--- Exercise ---
All of the material should be reproduced exactly, with pictures left out.

Begin Recorded data

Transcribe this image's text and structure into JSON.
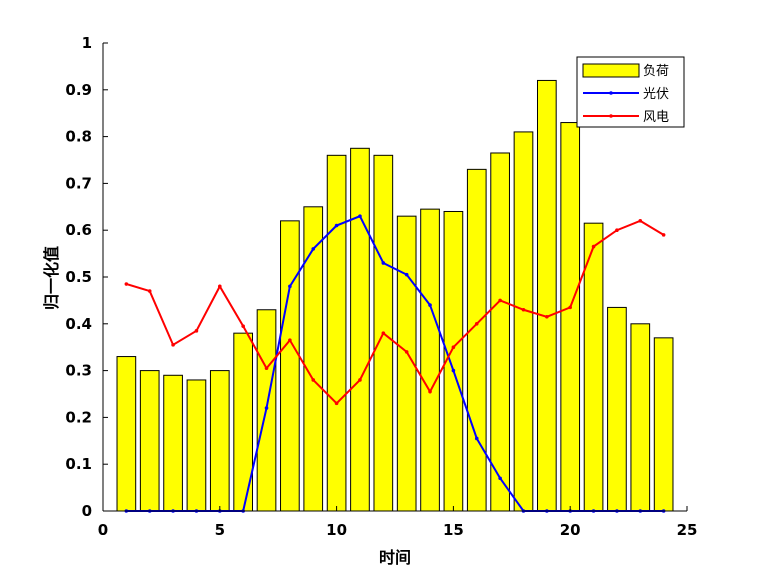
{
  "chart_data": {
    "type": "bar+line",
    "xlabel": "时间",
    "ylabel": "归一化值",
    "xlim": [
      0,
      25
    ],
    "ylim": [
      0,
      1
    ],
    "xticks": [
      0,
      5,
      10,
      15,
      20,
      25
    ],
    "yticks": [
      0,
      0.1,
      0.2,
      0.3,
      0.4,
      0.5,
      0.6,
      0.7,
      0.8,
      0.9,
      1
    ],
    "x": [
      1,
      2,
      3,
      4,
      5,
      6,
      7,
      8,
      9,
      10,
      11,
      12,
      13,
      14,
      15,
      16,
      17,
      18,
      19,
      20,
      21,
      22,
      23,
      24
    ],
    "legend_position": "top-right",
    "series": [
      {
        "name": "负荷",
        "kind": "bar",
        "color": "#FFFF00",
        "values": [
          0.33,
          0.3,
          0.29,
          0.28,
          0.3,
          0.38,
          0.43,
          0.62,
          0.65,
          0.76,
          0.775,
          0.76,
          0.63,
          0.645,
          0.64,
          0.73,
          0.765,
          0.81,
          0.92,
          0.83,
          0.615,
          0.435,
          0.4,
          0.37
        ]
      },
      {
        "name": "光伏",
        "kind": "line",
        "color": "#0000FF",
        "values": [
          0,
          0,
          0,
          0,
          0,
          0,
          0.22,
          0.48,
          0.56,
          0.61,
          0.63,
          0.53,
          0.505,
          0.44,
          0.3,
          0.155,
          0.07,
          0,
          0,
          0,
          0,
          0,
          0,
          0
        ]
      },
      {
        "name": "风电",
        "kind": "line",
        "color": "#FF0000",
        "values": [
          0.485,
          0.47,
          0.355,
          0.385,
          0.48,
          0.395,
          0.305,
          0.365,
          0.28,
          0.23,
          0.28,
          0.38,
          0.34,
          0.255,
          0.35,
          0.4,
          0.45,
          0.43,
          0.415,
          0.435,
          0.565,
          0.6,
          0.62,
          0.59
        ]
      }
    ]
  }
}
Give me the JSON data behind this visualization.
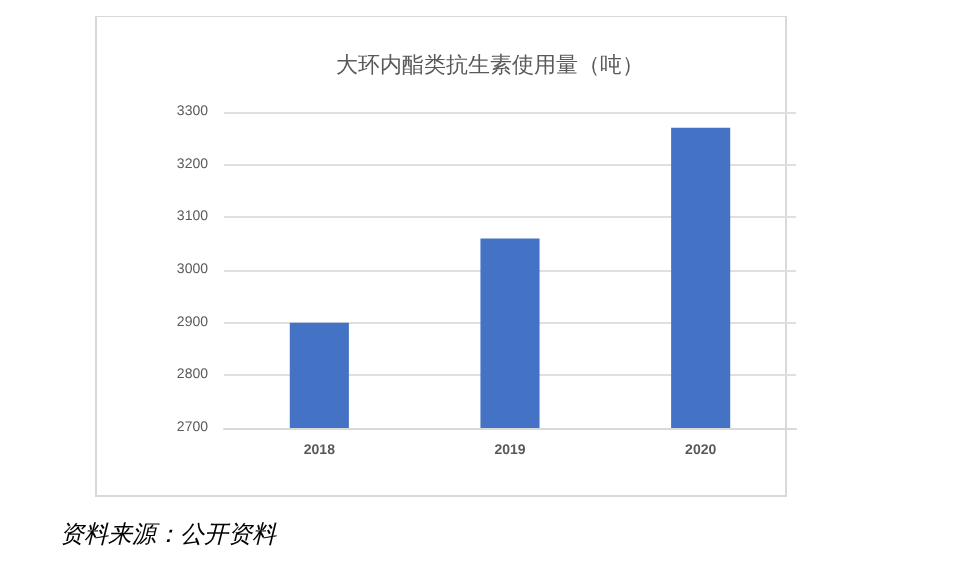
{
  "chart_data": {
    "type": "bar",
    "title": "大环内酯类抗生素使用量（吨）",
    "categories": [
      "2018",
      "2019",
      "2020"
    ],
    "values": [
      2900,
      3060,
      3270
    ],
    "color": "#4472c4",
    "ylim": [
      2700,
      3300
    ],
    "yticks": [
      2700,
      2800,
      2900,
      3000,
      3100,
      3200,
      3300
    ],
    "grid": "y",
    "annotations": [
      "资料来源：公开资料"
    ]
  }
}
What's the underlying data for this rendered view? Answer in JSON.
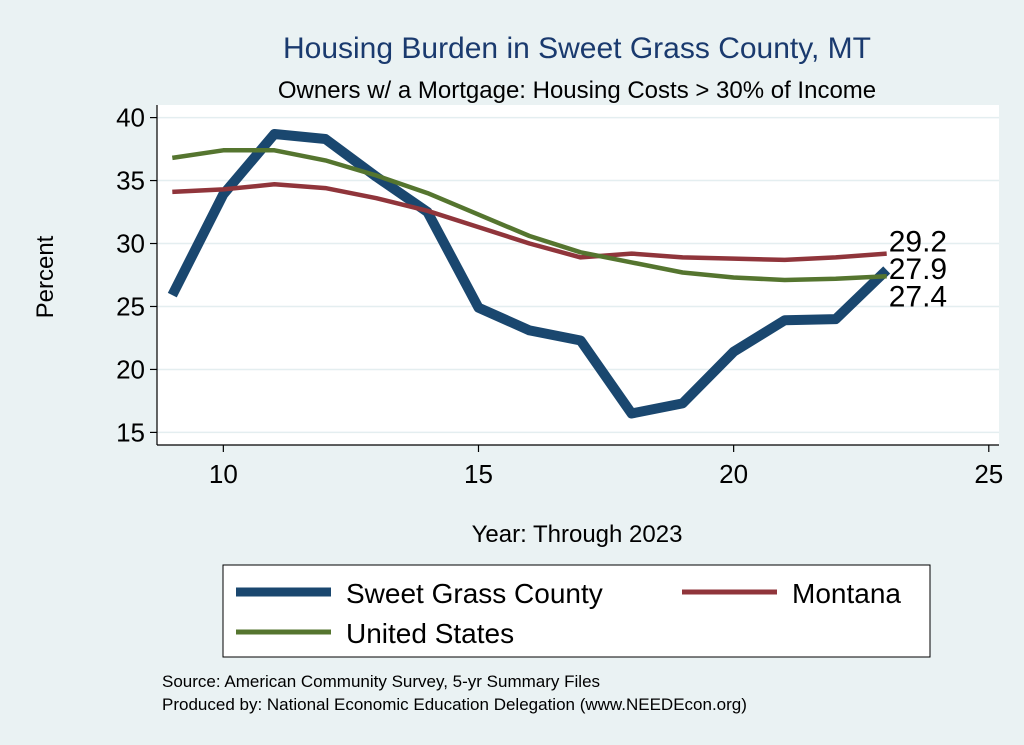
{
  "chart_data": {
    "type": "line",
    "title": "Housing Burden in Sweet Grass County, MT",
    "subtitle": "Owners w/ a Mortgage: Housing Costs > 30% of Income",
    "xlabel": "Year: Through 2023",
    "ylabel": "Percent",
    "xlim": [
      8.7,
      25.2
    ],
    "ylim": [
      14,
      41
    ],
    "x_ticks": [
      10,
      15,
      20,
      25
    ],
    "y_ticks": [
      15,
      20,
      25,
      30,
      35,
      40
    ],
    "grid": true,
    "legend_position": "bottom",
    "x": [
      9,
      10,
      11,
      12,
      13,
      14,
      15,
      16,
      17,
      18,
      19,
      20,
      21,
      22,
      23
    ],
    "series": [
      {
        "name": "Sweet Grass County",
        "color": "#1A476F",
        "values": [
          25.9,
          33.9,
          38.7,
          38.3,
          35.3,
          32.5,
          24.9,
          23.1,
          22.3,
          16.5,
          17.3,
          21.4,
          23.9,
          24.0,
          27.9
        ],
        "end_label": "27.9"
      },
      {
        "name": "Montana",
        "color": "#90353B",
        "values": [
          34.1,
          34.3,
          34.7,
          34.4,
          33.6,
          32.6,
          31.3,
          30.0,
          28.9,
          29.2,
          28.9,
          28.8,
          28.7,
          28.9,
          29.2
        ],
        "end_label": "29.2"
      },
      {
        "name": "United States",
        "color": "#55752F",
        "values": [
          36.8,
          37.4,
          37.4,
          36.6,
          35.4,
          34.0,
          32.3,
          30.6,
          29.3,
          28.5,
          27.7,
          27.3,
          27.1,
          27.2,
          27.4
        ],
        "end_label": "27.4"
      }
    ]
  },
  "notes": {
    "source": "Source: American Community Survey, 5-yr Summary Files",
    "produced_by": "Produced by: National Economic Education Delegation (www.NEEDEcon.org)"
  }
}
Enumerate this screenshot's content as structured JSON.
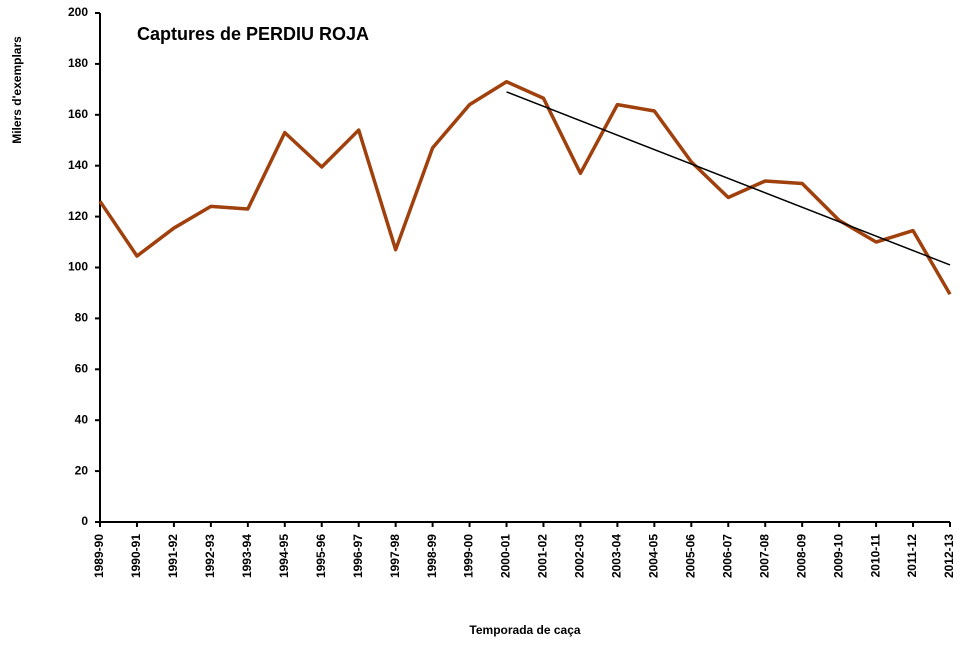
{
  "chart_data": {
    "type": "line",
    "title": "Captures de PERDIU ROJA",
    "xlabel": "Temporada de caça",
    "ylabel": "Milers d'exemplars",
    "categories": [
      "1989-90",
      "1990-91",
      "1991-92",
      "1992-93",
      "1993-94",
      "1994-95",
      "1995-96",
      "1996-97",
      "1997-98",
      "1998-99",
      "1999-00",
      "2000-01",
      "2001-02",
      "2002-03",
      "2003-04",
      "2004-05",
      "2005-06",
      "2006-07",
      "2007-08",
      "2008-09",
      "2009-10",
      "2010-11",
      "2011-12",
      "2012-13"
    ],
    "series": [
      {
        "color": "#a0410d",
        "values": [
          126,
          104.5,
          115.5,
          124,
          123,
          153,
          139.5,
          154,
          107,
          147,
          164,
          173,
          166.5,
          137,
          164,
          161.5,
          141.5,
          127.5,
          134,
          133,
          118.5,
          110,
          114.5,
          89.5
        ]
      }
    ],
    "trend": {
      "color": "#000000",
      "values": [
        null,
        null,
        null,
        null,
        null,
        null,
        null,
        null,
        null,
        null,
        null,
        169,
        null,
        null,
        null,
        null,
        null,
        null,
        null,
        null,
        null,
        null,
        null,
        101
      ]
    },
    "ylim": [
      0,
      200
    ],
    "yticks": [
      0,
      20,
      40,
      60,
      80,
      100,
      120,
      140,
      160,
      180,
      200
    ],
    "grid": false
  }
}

End Recorded data

--- The answer ---
Transcribe this image's text and structure into JSON.
{
  "chart_data": {
    "type": "bar+line",
    "xlabel": "时间",
    "ylabel": "归一化值",
    "xlim": [
      0,
      25
    ],
    "ylim": [
      0,
      1
    ],
    "xticks": [
      0,
      5,
      10,
      15,
      20,
      25
    ],
    "yticks": [
      0,
      0.1,
      0.2,
      0.3,
      0.4,
      0.5,
      0.6,
      0.7,
      0.8,
      0.9,
      1
    ],
    "x": [
      1,
      2,
      3,
      4,
      5,
      6,
      7,
      8,
      9,
      10,
      11,
      12,
      13,
      14,
      15,
      16,
      17,
      18,
      19,
      20,
      21,
      22,
      23,
      24
    ],
    "legend_position": "top-right",
    "series": [
      {
        "name": "负荷",
        "kind": "bar",
        "color": "#FFFF00",
        "values": [
          0.33,
          0.3,
          0.29,
          0.28,
          0.3,
          0.38,
          0.43,
          0.62,
          0.65,
          0.76,
          0.775,
          0.76,
          0.63,
          0.645,
          0.64,
          0.73,
          0.765,
          0.81,
          0.92,
          0.83,
          0.615,
          0.435,
          0.4,
          0.37
        ]
      },
      {
        "name": "光伏",
        "kind": "line",
        "color": "#0000FF",
        "values": [
          0,
          0,
          0,
          0,
          0,
          0,
          0.22,
          0.48,
          0.56,
          0.61,
          0.63,
          0.53,
          0.505,
          0.44,
          0.3,
          0.155,
          0.07,
          0,
          0,
          0,
          0,
          0,
          0,
          0
        ]
      },
      {
        "name": "风电",
        "kind": "line",
        "color": "#FF0000",
        "values": [
          0.485,
          0.47,
          0.355,
          0.385,
          0.48,
          0.395,
          0.305,
          0.365,
          0.28,
          0.23,
          0.28,
          0.38,
          0.34,
          0.255,
          0.35,
          0.4,
          0.45,
          0.43,
          0.415,
          0.435,
          0.565,
          0.6,
          0.62,
          0.59
        ]
      }
    ]
  }
}
Give me the JSON data behind this visualization.
{
  "chart_data": {
    "type": "bar",
    "title": "大环内酯类抗生素使用量（吨）",
    "categories": [
      "2018",
      "2019",
      "2020"
    ],
    "values": [
      2900,
      3060,
      3270
    ],
    "color": "#4472c4",
    "ylim": [
      2700,
      3300
    ],
    "yticks": [
      2700,
      2800,
      2900,
      3000,
      3100,
      3200,
      3300
    ],
    "grid": "y",
    "annotations": [
      "资料来源：公开资料"
    ]
  }
}
What's the underlying data for this rendered view? Answer in JSON.
{
  "chart_data": {
    "type": "line",
    "title": "Housing Burden in Sweet Grass County, MT",
    "subtitle": "Owners w/ a Mortgage: Housing Costs > 30% of Income",
    "xlabel": "Year: Through 2023",
    "ylabel": "Percent",
    "xlim": [
      8.7,
      25.2
    ],
    "ylim": [
      14,
      41
    ],
    "x_ticks": [
      10,
      15,
      20,
      25
    ],
    "y_ticks": [
      15,
      20,
      25,
      30,
      35,
      40
    ],
    "grid": true,
    "legend_position": "bottom",
    "x": [
      9,
      10,
      11,
      12,
      13,
      14,
      15,
      16,
      17,
      18,
      19,
      20,
      21,
      22,
      23
    ],
    "series": [
      {
        "name": "Sweet Grass County",
        "color": "#1A476F",
        "values": [
          25.9,
          33.9,
          38.7,
          38.3,
          35.3,
          32.5,
          24.9,
          23.1,
          22.3,
          16.5,
          17.3,
          21.4,
          23.9,
          24.0,
          27.9
        ],
        "end_label": "27.9"
      },
      {
        "name": "Montana",
        "color": "#90353B",
        "values": [
          34.1,
          34.3,
          34.7,
          34.4,
          33.6,
          32.6,
          31.3,
          30.0,
          28.9,
          29.2,
          28.9,
          28.8,
          28.7,
          28.9,
          29.2
        ],
        "end_label": "29.2"
      },
      {
        "name": "United States",
        "color": "#55752F",
        "values": [
          36.8,
          37.4,
          37.4,
          36.6,
          35.4,
          34.0,
          32.3,
          30.6,
          29.3,
          28.5,
          27.7,
          27.3,
          27.1,
          27.2,
          27.4
        ],
        "end_label": "27.4"
      }
    ]
  },
  "notes": {
    "source": "Source: American Community Survey, 5-yr Summary Files",
    "produced_by": "Produced by: National Economic Education Delegation (www.NEEDEcon.org)"
  }
}
Enumerate this screenshot's content as structured JSON.
{
  "chart_data": {
    "type": "line",
    "title": "Captures de PERDIU ROJA",
    "xlabel": "Temporada de caça",
    "ylabel": "Milers d'exemplars",
    "categories": [
      "1989-90",
      "1990-91",
      "1991-92",
      "1992-93",
      "1993-94",
      "1994-95",
      "1995-96",
      "1996-97",
      "1997-98",
      "1998-99",
      "1999-00",
      "2000-01",
      "2001-02",
      "2002-03",
      "2003-04",
      "2004-05",
      "2005-06",
      "2006-07",
      "2007-08",
      "2008-09",
      "2009-10",
      "2010-11",
      "2011-12",
      "2012-13"
    ],
    "series": [
      {
        "color": "#a0410d",
        "values": [
          126,
          104.5,
          115.5,
          124,
          123,
          153,
          139.5,
          154,
          107,
          147,
          164,
          173,
          166.5,
          137,
          164,
          161.5,
          141.5,
          127.5,
          134,
          133,
          118.5,
          110,
          114.5,
          89.5
        ]
      }
    ],
    "trend": {
      "color": "#000000",
      "values": [
        null,
        null,
        null,
        null,
        null,
        null,
        null,
        null,
        null,
        null,
        null,
        169,
        null,
        null,
        null,
        null,
        null,
        null,
        null,
        null,
        null,
        null,
        null,
        101
      ]
    },
    "ylim": [
      0,
      200
    ],
    "yticks": [
      0,
      20,
      40,
      60,
      80,
      100,
      120,
      140,
      160,
      180,
      200
    ],
    "grid": false
  }
}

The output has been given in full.